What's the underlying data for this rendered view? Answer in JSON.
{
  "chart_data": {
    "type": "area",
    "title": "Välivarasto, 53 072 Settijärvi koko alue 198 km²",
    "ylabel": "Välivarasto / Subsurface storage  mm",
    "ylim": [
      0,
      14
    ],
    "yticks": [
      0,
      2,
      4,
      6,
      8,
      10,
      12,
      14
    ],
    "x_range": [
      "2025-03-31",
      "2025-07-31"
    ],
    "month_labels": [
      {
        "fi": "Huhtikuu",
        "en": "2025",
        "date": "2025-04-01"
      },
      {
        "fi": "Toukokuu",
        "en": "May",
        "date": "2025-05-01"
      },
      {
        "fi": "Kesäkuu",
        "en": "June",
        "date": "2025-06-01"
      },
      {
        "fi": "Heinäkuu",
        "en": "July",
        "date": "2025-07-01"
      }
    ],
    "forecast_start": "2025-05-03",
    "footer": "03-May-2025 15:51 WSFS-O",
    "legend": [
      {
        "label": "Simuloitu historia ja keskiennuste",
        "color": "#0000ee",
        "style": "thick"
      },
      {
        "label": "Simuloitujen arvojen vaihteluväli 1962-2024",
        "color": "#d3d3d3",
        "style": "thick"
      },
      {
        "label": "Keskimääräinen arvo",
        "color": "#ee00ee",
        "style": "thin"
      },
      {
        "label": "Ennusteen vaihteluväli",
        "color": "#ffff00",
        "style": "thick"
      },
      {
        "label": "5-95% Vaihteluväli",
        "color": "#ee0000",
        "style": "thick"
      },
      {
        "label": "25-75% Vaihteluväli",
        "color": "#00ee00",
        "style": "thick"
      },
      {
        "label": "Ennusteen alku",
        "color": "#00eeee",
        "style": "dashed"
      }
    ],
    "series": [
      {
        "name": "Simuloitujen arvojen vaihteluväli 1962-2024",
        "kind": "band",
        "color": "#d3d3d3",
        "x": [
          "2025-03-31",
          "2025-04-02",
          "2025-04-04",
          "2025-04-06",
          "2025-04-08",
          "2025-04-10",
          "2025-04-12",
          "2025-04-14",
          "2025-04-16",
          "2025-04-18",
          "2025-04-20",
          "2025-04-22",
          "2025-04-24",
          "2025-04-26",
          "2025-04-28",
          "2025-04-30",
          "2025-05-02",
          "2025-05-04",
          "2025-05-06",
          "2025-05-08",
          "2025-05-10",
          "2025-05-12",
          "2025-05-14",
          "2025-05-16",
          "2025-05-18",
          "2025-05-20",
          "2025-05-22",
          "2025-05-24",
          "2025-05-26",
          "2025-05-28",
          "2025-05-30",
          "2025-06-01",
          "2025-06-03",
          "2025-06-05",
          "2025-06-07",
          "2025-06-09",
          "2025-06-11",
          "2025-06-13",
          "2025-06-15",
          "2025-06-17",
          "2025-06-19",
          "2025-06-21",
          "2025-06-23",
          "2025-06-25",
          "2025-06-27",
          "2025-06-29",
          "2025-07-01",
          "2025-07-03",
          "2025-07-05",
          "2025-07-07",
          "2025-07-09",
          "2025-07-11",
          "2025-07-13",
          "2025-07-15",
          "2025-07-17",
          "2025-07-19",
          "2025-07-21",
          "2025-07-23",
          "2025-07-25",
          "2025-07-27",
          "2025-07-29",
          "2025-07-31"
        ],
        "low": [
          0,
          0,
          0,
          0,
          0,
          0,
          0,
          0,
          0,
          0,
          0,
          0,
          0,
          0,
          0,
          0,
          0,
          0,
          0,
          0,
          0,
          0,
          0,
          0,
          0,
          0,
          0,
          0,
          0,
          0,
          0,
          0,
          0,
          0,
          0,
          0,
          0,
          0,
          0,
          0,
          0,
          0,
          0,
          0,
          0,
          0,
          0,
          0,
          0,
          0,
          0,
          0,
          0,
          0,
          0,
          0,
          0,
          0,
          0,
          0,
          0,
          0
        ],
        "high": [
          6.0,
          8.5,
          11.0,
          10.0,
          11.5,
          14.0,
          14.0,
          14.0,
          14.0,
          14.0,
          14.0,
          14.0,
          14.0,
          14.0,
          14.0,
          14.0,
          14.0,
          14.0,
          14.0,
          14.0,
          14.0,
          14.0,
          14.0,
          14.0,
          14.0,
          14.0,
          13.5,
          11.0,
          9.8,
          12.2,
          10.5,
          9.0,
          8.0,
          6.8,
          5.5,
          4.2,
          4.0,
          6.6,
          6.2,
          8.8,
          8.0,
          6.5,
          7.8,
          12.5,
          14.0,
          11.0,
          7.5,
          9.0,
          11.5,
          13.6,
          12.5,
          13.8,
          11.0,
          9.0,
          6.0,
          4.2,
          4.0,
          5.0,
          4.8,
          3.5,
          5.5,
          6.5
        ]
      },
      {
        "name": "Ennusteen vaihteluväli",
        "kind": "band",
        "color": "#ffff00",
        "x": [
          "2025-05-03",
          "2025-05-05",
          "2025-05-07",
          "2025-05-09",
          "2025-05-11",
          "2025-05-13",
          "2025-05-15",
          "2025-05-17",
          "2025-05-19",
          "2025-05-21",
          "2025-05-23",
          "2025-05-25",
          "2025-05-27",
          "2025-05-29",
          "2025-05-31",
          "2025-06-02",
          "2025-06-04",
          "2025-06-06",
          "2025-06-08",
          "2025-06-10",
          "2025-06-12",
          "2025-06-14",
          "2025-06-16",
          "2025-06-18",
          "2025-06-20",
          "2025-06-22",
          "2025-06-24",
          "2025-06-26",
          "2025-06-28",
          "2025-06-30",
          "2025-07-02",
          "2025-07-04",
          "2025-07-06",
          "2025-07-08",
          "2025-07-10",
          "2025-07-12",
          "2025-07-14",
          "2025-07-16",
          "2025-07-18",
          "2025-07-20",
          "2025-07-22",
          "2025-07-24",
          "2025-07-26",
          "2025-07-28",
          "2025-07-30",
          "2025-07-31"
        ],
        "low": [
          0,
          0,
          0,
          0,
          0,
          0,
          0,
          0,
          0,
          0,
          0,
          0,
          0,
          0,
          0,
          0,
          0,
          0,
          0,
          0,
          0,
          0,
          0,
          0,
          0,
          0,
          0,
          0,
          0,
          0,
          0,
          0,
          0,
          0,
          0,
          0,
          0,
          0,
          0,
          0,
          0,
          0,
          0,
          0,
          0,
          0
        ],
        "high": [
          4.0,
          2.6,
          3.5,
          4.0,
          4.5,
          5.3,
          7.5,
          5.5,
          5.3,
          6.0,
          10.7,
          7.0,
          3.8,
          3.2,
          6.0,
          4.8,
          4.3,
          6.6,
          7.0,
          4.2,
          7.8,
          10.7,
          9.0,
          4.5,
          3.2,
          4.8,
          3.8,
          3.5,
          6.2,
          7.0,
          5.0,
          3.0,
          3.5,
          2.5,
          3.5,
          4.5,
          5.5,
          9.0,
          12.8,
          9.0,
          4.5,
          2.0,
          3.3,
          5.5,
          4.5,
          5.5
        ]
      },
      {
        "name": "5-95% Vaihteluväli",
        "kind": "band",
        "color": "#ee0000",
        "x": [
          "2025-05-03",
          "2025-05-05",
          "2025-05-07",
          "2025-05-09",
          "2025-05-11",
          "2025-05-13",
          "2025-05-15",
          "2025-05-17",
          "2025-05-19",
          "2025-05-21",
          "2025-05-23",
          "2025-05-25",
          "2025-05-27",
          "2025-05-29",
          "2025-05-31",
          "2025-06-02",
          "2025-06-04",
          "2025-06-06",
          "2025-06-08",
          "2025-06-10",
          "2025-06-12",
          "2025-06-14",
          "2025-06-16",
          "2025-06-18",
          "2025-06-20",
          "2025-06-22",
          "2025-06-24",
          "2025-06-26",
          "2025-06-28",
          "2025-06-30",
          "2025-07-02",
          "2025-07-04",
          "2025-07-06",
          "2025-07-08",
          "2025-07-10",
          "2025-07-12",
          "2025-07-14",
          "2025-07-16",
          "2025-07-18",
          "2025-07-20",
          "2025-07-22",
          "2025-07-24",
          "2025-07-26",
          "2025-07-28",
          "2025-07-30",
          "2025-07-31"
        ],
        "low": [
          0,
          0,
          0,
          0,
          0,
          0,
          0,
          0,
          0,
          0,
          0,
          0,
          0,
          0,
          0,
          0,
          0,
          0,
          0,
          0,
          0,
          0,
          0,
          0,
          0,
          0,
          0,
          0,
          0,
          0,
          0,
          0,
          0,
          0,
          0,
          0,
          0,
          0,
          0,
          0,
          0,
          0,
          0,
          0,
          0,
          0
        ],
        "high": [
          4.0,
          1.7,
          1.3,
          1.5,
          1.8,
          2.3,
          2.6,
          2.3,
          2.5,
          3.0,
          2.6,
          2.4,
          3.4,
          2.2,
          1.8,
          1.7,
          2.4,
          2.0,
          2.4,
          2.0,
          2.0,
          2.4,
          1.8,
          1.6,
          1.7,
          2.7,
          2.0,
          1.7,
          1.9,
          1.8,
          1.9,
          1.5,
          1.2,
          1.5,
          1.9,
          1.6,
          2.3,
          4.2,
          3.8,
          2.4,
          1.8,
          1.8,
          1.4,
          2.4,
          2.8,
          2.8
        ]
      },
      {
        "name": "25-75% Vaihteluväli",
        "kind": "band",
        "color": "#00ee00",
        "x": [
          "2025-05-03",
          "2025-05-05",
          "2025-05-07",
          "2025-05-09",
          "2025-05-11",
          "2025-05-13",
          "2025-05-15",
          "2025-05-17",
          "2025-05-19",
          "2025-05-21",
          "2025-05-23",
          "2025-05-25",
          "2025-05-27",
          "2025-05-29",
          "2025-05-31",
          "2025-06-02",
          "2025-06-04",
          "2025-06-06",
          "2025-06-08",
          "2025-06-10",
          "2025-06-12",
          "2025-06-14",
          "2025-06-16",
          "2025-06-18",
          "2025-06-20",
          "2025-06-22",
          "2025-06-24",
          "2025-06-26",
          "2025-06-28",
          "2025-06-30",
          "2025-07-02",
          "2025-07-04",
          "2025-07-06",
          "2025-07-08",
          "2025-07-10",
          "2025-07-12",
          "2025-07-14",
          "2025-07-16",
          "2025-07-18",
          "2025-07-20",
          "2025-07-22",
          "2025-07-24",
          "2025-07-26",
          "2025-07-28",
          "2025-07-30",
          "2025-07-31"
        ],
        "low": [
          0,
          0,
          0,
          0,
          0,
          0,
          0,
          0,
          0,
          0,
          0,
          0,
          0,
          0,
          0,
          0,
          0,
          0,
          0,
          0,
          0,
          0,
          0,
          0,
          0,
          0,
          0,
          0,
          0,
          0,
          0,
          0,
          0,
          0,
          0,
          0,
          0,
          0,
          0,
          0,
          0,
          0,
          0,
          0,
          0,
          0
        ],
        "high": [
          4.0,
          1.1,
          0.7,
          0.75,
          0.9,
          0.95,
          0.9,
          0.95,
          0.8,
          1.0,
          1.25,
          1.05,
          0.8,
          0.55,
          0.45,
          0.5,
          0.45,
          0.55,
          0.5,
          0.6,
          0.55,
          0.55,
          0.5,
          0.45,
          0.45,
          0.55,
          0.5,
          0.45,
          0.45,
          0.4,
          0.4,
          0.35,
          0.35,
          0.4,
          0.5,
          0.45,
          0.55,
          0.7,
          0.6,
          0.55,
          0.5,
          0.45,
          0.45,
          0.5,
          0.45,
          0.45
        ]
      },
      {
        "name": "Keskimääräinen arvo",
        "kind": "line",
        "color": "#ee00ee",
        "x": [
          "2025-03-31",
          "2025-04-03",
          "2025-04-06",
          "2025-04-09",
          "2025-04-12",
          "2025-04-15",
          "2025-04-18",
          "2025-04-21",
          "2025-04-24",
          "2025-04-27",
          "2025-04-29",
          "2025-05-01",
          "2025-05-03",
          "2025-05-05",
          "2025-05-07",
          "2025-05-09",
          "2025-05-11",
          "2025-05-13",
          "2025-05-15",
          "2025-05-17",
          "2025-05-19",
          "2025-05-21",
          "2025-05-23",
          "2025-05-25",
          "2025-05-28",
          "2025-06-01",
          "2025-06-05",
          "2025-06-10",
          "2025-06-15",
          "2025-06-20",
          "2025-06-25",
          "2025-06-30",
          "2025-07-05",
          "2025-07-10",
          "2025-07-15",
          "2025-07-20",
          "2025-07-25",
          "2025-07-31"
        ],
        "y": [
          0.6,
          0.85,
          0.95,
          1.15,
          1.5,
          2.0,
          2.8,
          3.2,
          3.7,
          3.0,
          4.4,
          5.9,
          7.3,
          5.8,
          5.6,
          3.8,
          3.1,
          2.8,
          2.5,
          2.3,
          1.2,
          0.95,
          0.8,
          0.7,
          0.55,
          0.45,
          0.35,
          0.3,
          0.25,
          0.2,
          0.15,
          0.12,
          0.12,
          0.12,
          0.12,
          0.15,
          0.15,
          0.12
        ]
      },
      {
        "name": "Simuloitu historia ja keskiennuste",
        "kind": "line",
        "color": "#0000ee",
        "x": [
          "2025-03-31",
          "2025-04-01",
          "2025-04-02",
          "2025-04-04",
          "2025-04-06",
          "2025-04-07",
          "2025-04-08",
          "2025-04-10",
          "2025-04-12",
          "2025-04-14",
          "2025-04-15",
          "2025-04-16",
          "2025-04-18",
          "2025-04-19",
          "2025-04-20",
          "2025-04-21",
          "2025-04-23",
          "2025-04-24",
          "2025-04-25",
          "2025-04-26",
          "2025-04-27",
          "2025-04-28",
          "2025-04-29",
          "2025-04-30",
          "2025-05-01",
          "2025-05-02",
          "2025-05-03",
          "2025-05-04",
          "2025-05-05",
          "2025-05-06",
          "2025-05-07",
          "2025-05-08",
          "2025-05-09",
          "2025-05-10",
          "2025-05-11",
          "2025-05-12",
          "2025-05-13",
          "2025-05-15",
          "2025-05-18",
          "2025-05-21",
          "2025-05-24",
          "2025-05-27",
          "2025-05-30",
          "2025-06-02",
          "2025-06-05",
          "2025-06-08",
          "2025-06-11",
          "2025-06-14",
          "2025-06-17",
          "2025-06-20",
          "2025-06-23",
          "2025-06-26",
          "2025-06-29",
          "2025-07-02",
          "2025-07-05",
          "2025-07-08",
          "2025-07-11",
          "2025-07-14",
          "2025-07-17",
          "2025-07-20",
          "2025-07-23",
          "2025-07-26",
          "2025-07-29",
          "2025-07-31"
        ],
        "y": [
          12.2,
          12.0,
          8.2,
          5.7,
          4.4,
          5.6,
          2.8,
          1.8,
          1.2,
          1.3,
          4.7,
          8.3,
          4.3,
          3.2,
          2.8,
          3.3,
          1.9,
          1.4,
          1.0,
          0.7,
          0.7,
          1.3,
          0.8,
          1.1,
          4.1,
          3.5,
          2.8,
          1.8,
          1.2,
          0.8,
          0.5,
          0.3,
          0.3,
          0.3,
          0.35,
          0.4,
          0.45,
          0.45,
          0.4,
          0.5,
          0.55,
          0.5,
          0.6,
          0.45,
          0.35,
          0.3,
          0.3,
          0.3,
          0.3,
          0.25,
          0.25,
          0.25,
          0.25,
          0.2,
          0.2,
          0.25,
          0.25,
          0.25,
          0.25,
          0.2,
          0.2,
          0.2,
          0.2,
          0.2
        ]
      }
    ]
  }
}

=-=-=-=-=

> [Set task]: Search the data for the word "date" and copy each line where it appears.

> [Written answer]:
        "date": "2025-04-01"
        "date": "2025-05-01"
        "date": "2025-06-01"
        "date": "2025-07-01"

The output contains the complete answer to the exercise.